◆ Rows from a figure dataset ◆

::::::

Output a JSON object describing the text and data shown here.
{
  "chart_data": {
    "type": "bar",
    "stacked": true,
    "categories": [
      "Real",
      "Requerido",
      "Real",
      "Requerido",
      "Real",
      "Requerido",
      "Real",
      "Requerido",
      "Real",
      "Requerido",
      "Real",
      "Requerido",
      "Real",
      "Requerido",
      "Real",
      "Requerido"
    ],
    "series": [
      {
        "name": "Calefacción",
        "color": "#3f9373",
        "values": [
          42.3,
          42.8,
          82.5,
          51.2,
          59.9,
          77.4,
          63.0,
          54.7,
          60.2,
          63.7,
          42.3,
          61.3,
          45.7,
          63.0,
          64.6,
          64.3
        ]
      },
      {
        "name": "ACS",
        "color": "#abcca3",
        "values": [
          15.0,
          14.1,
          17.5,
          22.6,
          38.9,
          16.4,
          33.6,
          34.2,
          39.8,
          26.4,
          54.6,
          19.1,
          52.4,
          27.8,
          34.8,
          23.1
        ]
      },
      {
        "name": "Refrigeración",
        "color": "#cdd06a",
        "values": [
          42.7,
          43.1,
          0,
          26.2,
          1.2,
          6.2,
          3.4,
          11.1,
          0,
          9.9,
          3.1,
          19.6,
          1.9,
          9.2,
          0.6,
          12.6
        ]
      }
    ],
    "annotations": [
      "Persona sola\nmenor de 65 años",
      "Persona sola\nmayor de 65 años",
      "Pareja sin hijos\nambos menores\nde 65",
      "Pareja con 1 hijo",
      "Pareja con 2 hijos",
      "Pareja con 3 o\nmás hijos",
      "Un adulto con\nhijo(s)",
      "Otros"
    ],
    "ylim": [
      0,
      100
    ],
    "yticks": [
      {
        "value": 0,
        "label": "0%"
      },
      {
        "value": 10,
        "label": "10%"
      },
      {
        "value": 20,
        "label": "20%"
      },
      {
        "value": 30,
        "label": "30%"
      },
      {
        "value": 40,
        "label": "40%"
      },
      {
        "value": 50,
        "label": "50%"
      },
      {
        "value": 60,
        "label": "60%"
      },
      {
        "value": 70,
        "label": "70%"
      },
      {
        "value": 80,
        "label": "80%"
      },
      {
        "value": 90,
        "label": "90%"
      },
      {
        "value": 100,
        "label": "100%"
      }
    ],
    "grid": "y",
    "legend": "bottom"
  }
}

::::::

◆ TASK TO CARRY OUT ◆
Find how many lines include the string "sola" and report that number alone.

◆ RESPONSE TO THIS TASK ◆
2